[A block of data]
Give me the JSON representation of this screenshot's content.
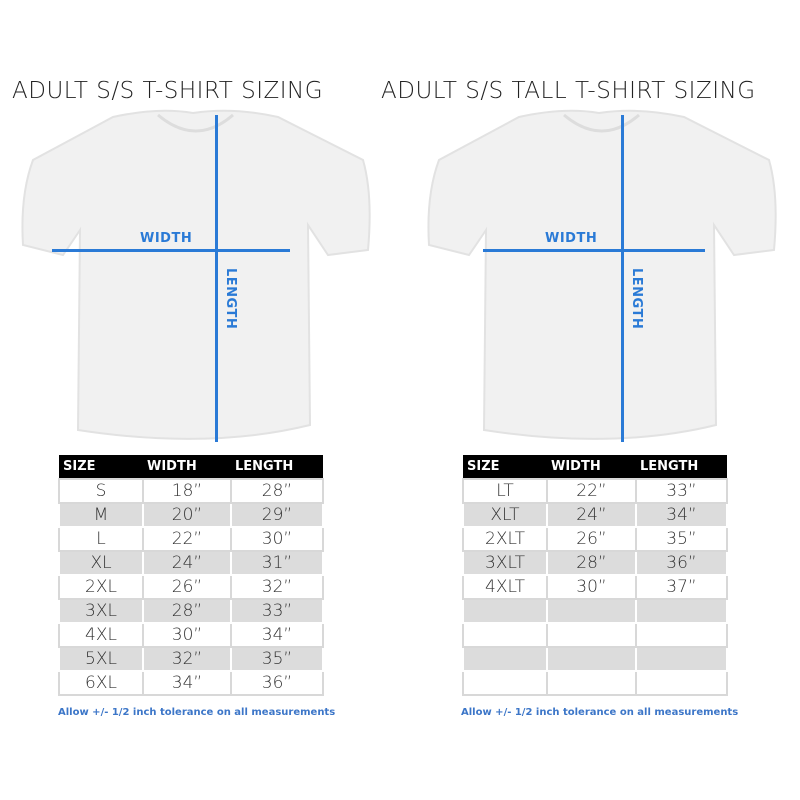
{
  "colors": {
    "accent": "#2a7ad6",
    "header_bg": "#000000",
    "alt_row": "#dcdcdc"
  },
  "charts": [
    {
      "title": "ADULT S/S T-SHIRT SIZING",
      "width_label": "WIDTH",
      "length_label": "LENGTH",
      "headers": [
        "SIZE",
        "WIDTH",
        "LENGTH"
      ],
      "rows": [
        [
          "S",
          "18”",
          "28”"
        ],
        [
          "M",
          "20”",
          "29”"
        ],
        [
          "L",
          "22”",
          "30”"
        ],
        [
          "XL",
          "24”",
          "31”"
        ],
        [
          "2XL",
          "26”",
          "32”"
        ],
        [
          "3XL",
          "28”",
          "33”"
        ],
        [
          "4XL",
          "30”",
          "34”"
        ],
        [
          "5XL",
          "32”",
          "35”"
        ],
        [
          "6XL",
          "34”",
          "36”"
        ]
      ],
      "note": "Allow +/- 1/2 inch tolerance on all measurements"
    },
    {
      "title": "ADULT S/S TALL T-SHIRT SIZING",
      "width_label": "WIDTH",
      "length_label": "LENGTH",
      "headers": [
        "SIZE",
        "WIDTH",
        "LENGTH"
      ],
      "rows": [
        [
          "LT",
          "22”",
          "33”"
        ],
        [
          "XLT",
          "24”",
          "34”"
        ],
        [
          "2XLT",
          "26”",
          "35”"
        ],
        [
          "3XLT",
          "28”",
          "36”"
        ],
        [
          "4XLT",
          "30”",
          "37”"
        ],
        [
          "",
          "",
          ""
        ],
        [
          "",
          "",
          ""
        ],
        [
          "",
          "",
          ""
        ],
        [
          "",
          "",
          ""
        ]
      ],
      "note": "Allow +/- 1/2 inch tolerance on all measurements"
    }
  ]
}
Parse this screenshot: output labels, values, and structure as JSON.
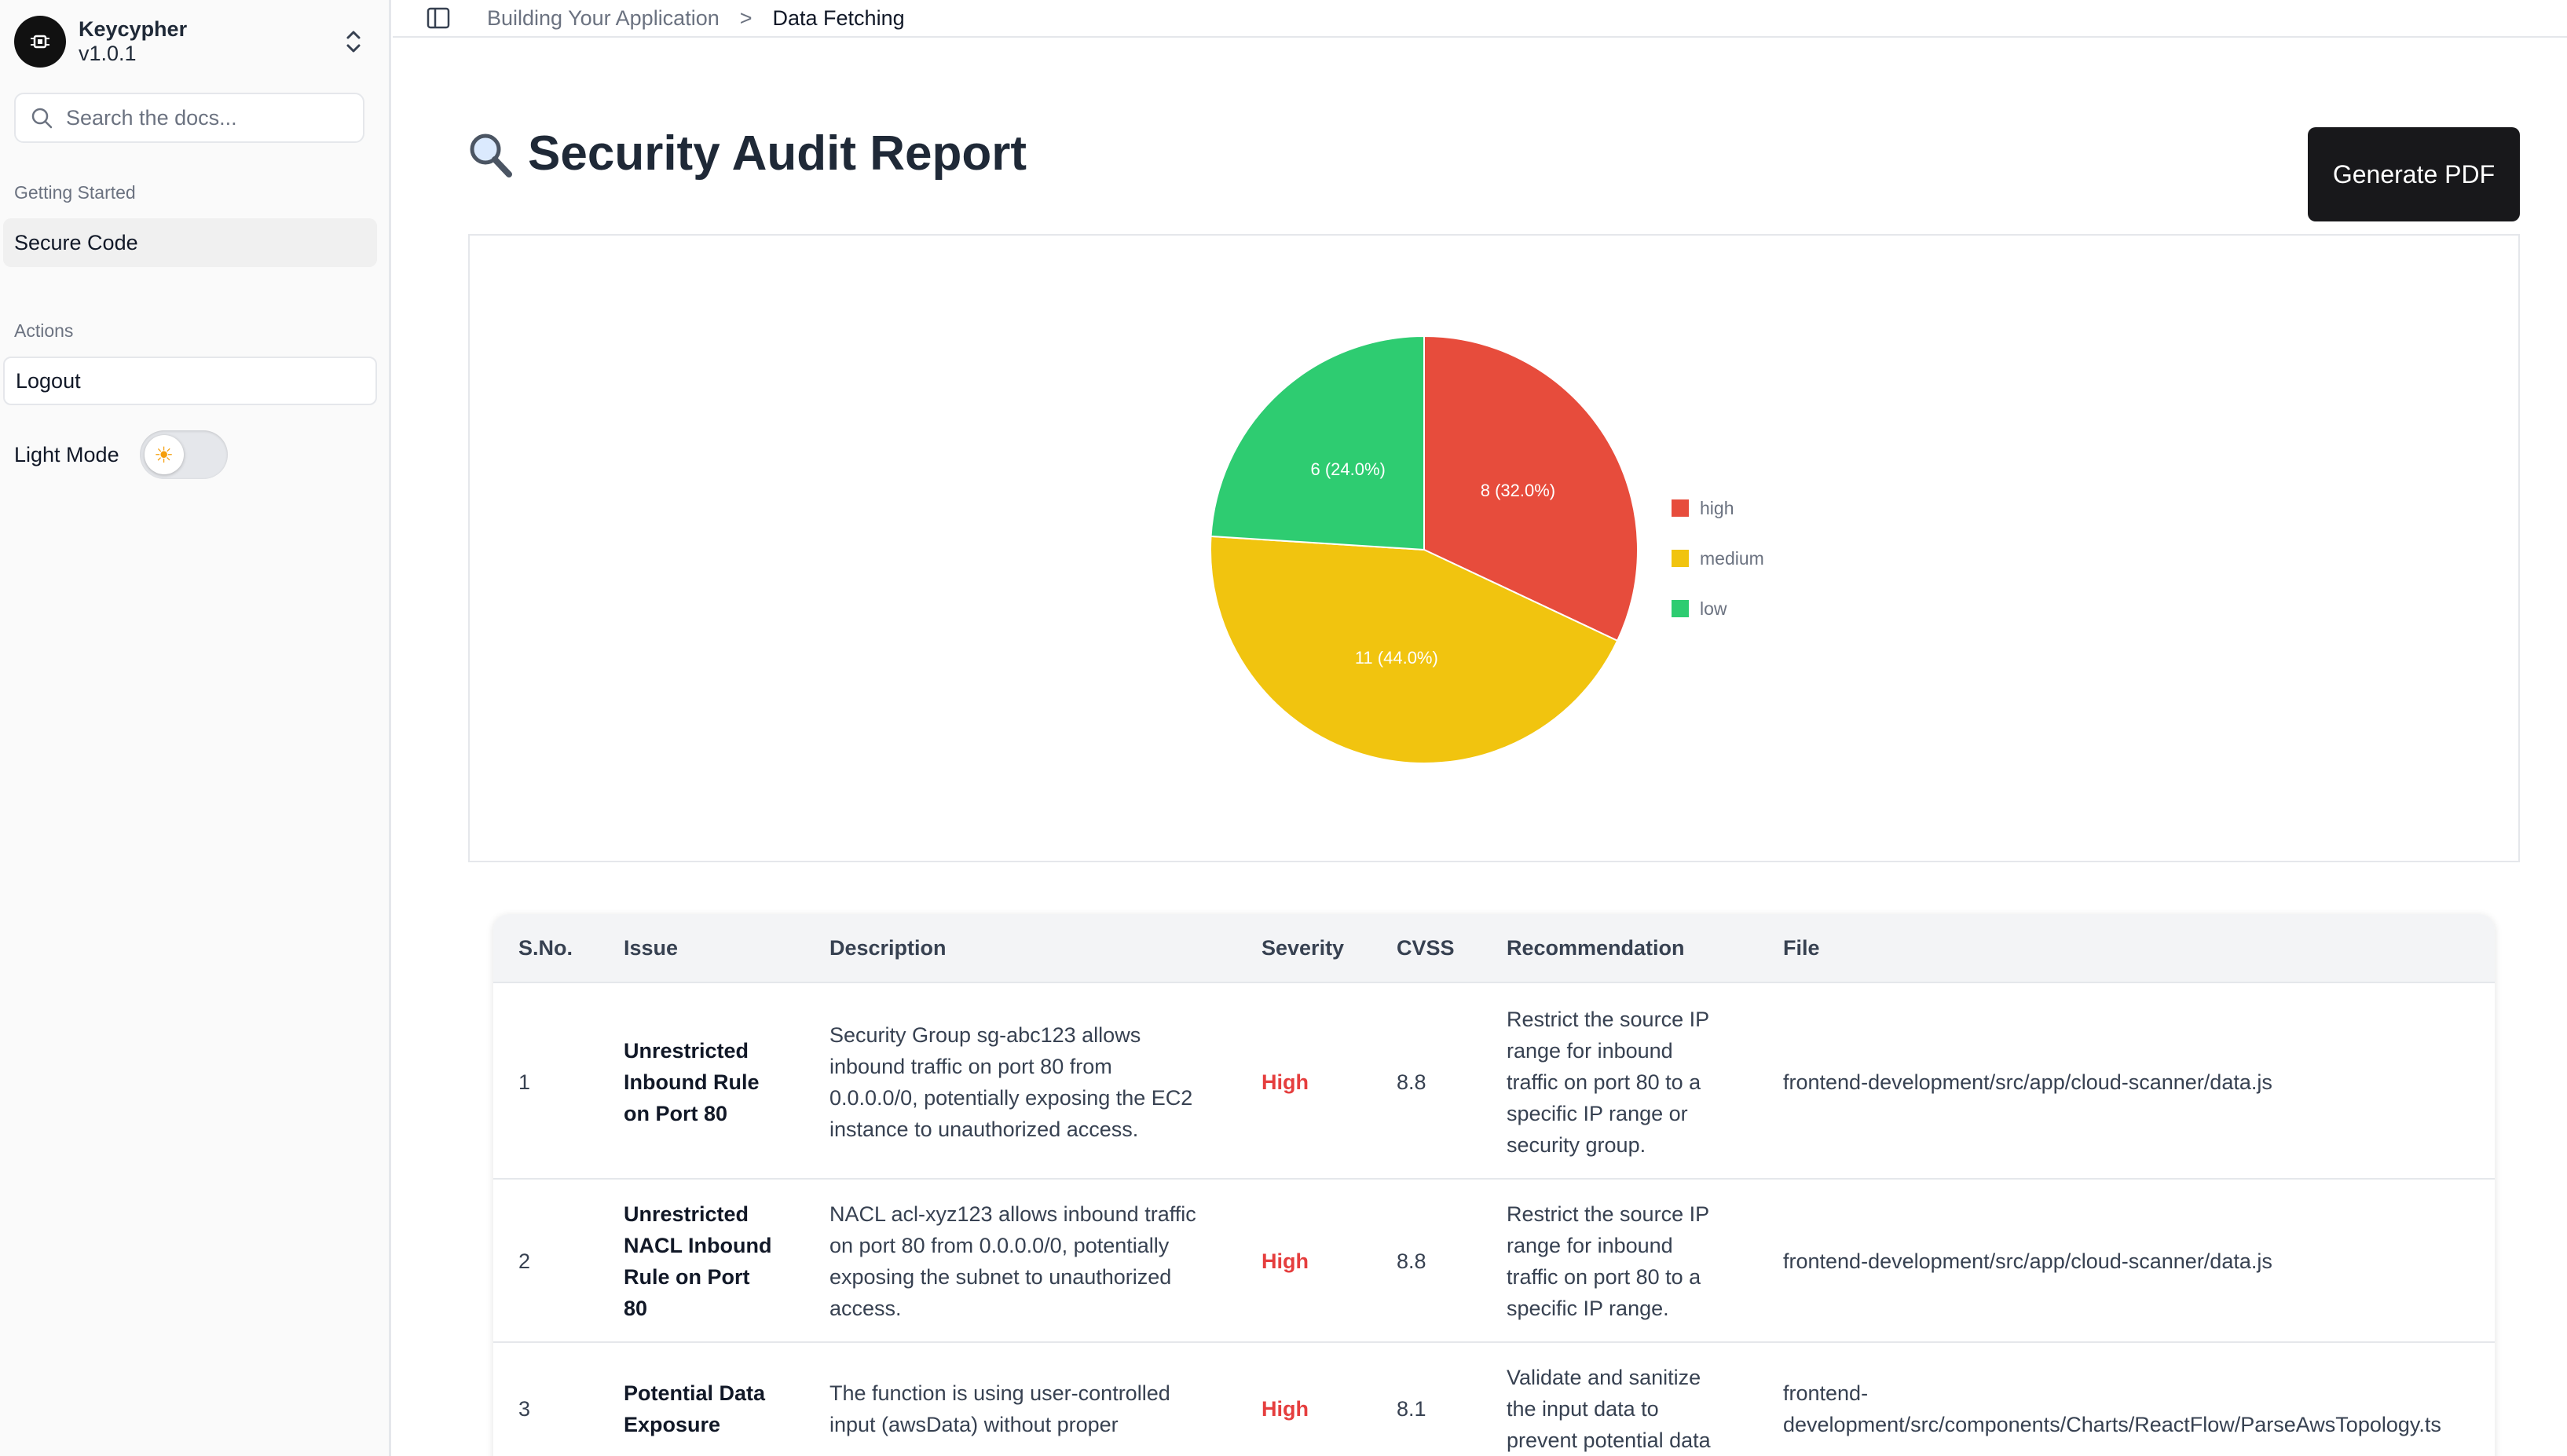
{
  "sidebar": {
    "brand_name": "Keycypher",
    "brand_version": "v1.0.1",
    "search_placeholder": "Search the docs...",
    "group_getting_started": "Getting Started",
    "item_secure_code": "Secure Code",
    "group_actions": "Actions",
    "item_logout": "Logout",
    "theme_label": "Light Mode",
    "theme_toggle_on": false
  },
  "breadcrumb": {
    "parent": "Building Your Application",
    "separator": ">",
    "current": "Data Fetching"
  },
  "page": {
    "title": "Security Audit Report",
    "title_icon": "magnifier-icon",
    "generate_button": "Generate PDF"
  },
  "chart_data": {
    "type": "pie",
    "categories": [
      "high",
      "medium",
      "low"
    ],
    "values": [
      8,
      11,
      6
    ],
    "data_labels": [
      "8 (32.0%)",
      "11 (44.0%)",
      "6 (24.0%)"
    ],
    "colors": [
      "#e74c3c",
      "#f1c40f",
      "#2ecc71"
    ],
    "legend_position": "right"
  },
  "table": {
    "headers": [
      "S.No.",
      "Issue",
      "Description",
      "Severity",
      "CVSS",
      "Recommendation",
      "File"
    ],
    "rows": [
      {
        "sno": "1",
        "issue": [
          "Unrestricted",
          "Inbound Rule",
          "on Port 80"
        ],
        "description": [
          "Security Group sg-abc123 allows",
          "inbound traffic on port 80 from",
          "0.0.0.0/0, potentially exposing the EC2",
          "instance to unauthorized access."
        ],
        "severity": "High",
        "cvss": "8.8",
        "recommendation": [
          "Restrict the source IP",
          "range for inbound",
          "traffic on port 80 to a",
          "specific IP range or",
          "security group."
        ],
        "file": [
          "frontend-development/src/app/cloud-scanner/data.js"
        ]
      },
      {
        "sno": "2",
        "issue": [
          "Unrestricted",
          "NACL Inbound",
          "Rule on Port",
          "80"
        ],
        "description": [
          "NACL acl-xyz123 allows inbound traffic",
          "on port 80 from 0.0.0.0/0, potentially",
          "exposing the subnet to unauthorized",
          "access."
        ],
        "severity": "High",
        "cvss": "8.8",
        "recommendation": [
          "Restrict the source IP",
          "range for inbound",
          "traffic on port 80 to a",
          "specific IP range."
        ],
        "file": [
          "frontend-development/src/app/cloud-scanner/data.js"
        ]
      },
      {
        "sno": "3",
        "issue": [
          "Potential Data",
          "Exposure"
        ],
        "description": [
          "The function is using user-controlled",
          "input (awsData) without proper"
        ],
        "severity": "High",
        "cvss": "8.1",
        "recommendation": [
          "Validate and sanitize",
          "the input data to",
          "prevent potential data"
        ],
        "file": [
          "frontend-",
          "development/src/components/Charts/ReactFlow/ParseAwsTopology.ts"
        ]
      }
    ]
  }
}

__Your instructions__:
Can the entries above be repeated exactly, without their pictures?

__The reply__:
Give me the JSON representation of this screenshot's content.
{
  "colors": {
    "accent": "#2a7ad6",
    "header_bg": "#000000",
    "alt_row": "#dcdcdc"
  },
  "charts": [
    {
      "title": "ADULT S/S T-SHIRT SIZING",
      "width_label": "WIDTH",
      "length_label": "LENGTH",
      "headers": [
        "SIZE",
        "WIDTH",
        "LENGTH"
      ],
      "rows": [
        [
          "S",
          "18”",
          "28”"
        ],
        [
          "M",
          "20”",
          "29”"
        ],
        [
          "L",
          "22”",
          "30”"
        ],
        [
          "XL",
          "24”",
          "31”"
        ],
        [
          "2XL",
          "26”",
          "32”"
        ],
        [
          "3XL",
          "28”",
          "33”"
        ],
        [
          "4XL",
          "30”",
          "34”"
        ],
        [
          "5XL",
          "32”",
          "35”"
        ],
        [
          "6XL",
          "34”",
          "36”"
        ]
      ],
      "note": "Allow +/- 1/2 inch tolerance on all measurements"
    },
    {
      "title": "ADULT S/S TALL T-SHIRT SIZING",
      "width_label": "WIDTH",
      "length_label": "LENGTH",
      "headers": [
        "SIZE",
        "WIDTH",
        "LENGTH"
      ],
      "rows": [
        [
          "LT",
          "22”",
          "33”"
        ],
        [
          "XLT",
          "24”",
          "34”"
        ],
        [
          "2XLT",
          "26”",
          "35”"
        ],
        [
          "3XLT",
          "28”",
          "36”"
        ],
        [
          "4XLT",
          "30”",
          "37”"
        ],
        [
          "",
          "",
          ""
        ],
        [
          "",
          "",
          ""
        ],
        [
          "",
          "",
          ""
        ],
        [
          "",
          "",
          ""
        ]
      ],
      "note": "Allow +/- 1/2 inch tolerance on all measurements"
    }
  ]
}
Parse this screenshot: output labels, values, and structure as JSON.
{
  "sidebar": {
    "brand_name": "Keycypher",
    "brand_version": "v1.0.1",
    "search_placeholder": "Search the docs...",
    "group_getting_started": "Getting Started",
    "item_secure_code": "Secure Code",
    "group_actions": "Actions",
    "item_logout": "Logout",
    "theme_label": "Light Mode",
    "theme_toggle_on": false
  },
  "breadcrumb": {
    "parent": "Building Your Application",
    "separator": ">",
    "current": "Data Fetching"
  },
  "page": {
    "title": "Security Audit Report",
    "title_icon": "magnifier-icon",
    "generate_button": "Generate PDF"
  },
  "chart_data": {
    "type": "pie",
    "categories": [
      "high",
      "medium",
      "low"
    ],
    "values": [
      8,
      11,
      6
    ],
    "data_labels": [
      "8 (32.0%)",
      "11 (44.0%)",
      "6 (24.0%)"
    ],
    "colors": [
      "#e74c3c",
      "#f1c40f",
      "#2ecc71"
    ],
    "legend_position": "right"
  },
  "table": {
    "headers": [
      "S.No.",
      "Issue",
      "Description",
      "Severity",
      "CVSS",
      "Recommendation",
      "File"
    ],
    "rows": [
      {
        "sno": "1",
        "issue": [
          "Unrestricted",
          "Inbound Rule",
          "on Port 80"
        ],
        "description": [
          "Security Group sg-abc123 allows",
          "inbound traffic on port 80 from",
          "0.0.0.0/0, potentially exposing the EC2",
          "instance to unauthorized access."
        ],
        "severity": "High",
        "cvss": "8.8",
        "recommendation": [
          "Restrict the source IP",
          "range for inbound",
          "traffic on port 80 to a",
          "specific IP range or",
          "security group."
        ],
        "file": [
          "frontend-development/src/app/cloud-scanner/data.js"
        ]
      },
      {
        "sno": "2",
        "issue": [
          "Unrestricted",
          "NACL Inbound",
          "Rule on Port",
          "80"
        ],
        "description": [
          "NACL acl-xyz123 allows inbound traffic",
          "on port 80 from 0.0.0.0/0, potentially",
          "exposing the subnet to unauthorized",
          "access."
        ],
        "severity": "High",
        "cvss": "8.8",
        "recommendation": [
          "Restrict the source IP",
          "range for inbound",
          "traffic on port 80 to a",
          "specific IP range."
        ],
        "file": [
          "frontend-development/src/app/cloud-scanner/data.js"
        ]
      },
      {
        "sno": "3",
        "issue": [
          "Potential Data",
          "Exposure"
        ],
        "description": [
          "The function is using user-controlled",
          "input (awsData) without proper"
        ],
        "severity": "High",
        "cvss": "8.1",
        "recommendation": [
          "Validate and sanitize",
          "the input data to",
          "prevent potential data"
        ],
        "file": [
          "frontend-",
          "development/src/components/Charts/ReactFlow/ParseAwsTopology.ts"
        ]
      }
    ]
  }
}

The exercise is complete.